DOEL A –
Herschrijf de alinea die begint met "In een kort betoog" uit het leesfragment over duurzame mobiliteit als een beknopte opsomming. Behoud daarbij de belangrijkste feiten.
DOEL B –
Zet het leesfragment over duurzame mobiliteit voort vanaf de laatste zin.

Op de vraag uit de zaal of we niet veel beter kunnen wachten op de binnenkort exploderende olieprijs was Stumpe’s antwoord helder: “Nee, juist niet. Want dan blijven we nog langer investeren in traditionele infrastructuur en niet in toekomstbestendige structuren voor OV, voor e-auto’s etc. En ligt er straks een uitgebreid wegennet dat niet voldoet aan de mobiliteitswensen van de 21e eeuw.”
Drie shifts
In een kort betoog gaf vervolgens Jurgen de Haan, adviseur bij KpVV, hun visie op Duurzame Mobiliteit. Daarin leidt nog altijd het realiseren van een lokaal en een mondiaal evenwicht tussen bereikbaarheid, leefbaarheid, veiligheid en milieu tot uitdagingen op het gebied van bevolkingsgroei, nog snellere mobiliteitsgroei, het ruimtebeslag, milieu, energie en klimaat. Drie shifts zijn in de KpVV-visie nodig voor duurzame mobiliteit: schone voertuigen, slimmer goederen- en personenvervoer en uiteindelijk ook minder vervoer.

GEGEVENSBLOK –
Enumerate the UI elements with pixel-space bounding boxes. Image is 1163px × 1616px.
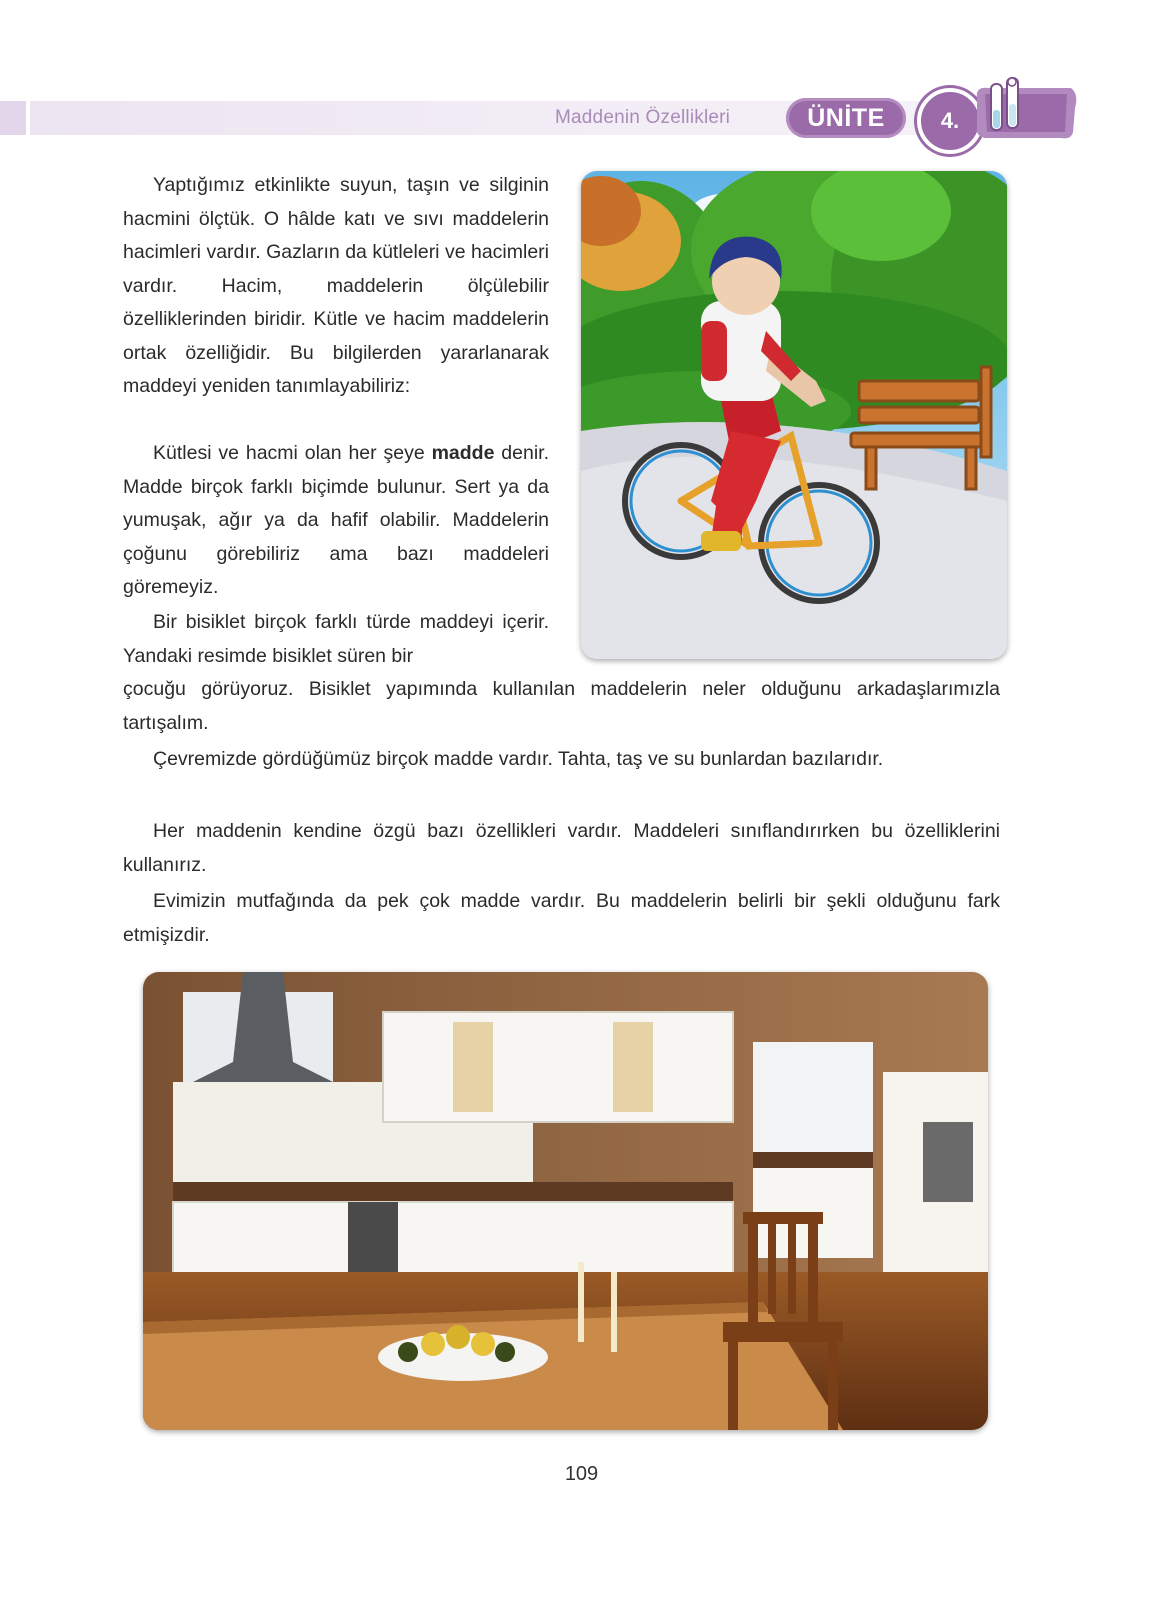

RESULTAAT A –
- Jurgen de Haan, adviseur bij KpVV, gaf in een kort betoog de visie van KpVV op duurzame mobiliteit.
- Een lokaal en mondiaal evenwicht tussen bereikbaarheid, leefbaarheid, veiligheid en milieu leidt nog altijd tot uitdagingen. Die liggen op het gebied van bevolkingsgroei, nog snellere mobiliteitsgroei, ruimtebeslag, milieu, energie en klimaat.
- Volgens KpVV zijn drie shifts nodig: schone voertuigen, slimmer goederen- en personenvervoer en uiteindelijk minder vervoer.

RESULTAAT B –
Het is best oplosbaar, als je maar wilt
In het daarop volgende debat, waaraan Ellen Neelen (gemeente Oss), Jaap Modder (voorzitter Stadsregio Arnhem/Nijmegen) en Auke Hoekstra (Stichting Urgenda) deelnamen, benadrukte eerstgenoemde dat je ook bij de vraag of en hoe je mobiliteit zou kunnen minderen, je je moet afvragen wat je wilt bereiken. Daarbij verwijzend naar haar eigen praktijk. Neelen: “Oss is een autovriendelijke stad qua infrastructuur. Maar Oss is ook compact en dus geschikt voor de fiets die al een mobiliteitsaandeel van 37% heeft. Dat kan verder omhoog om zo de automobiliteit verder te verminderen, maar een OV-impuls zou echt een brug te ver zijn.”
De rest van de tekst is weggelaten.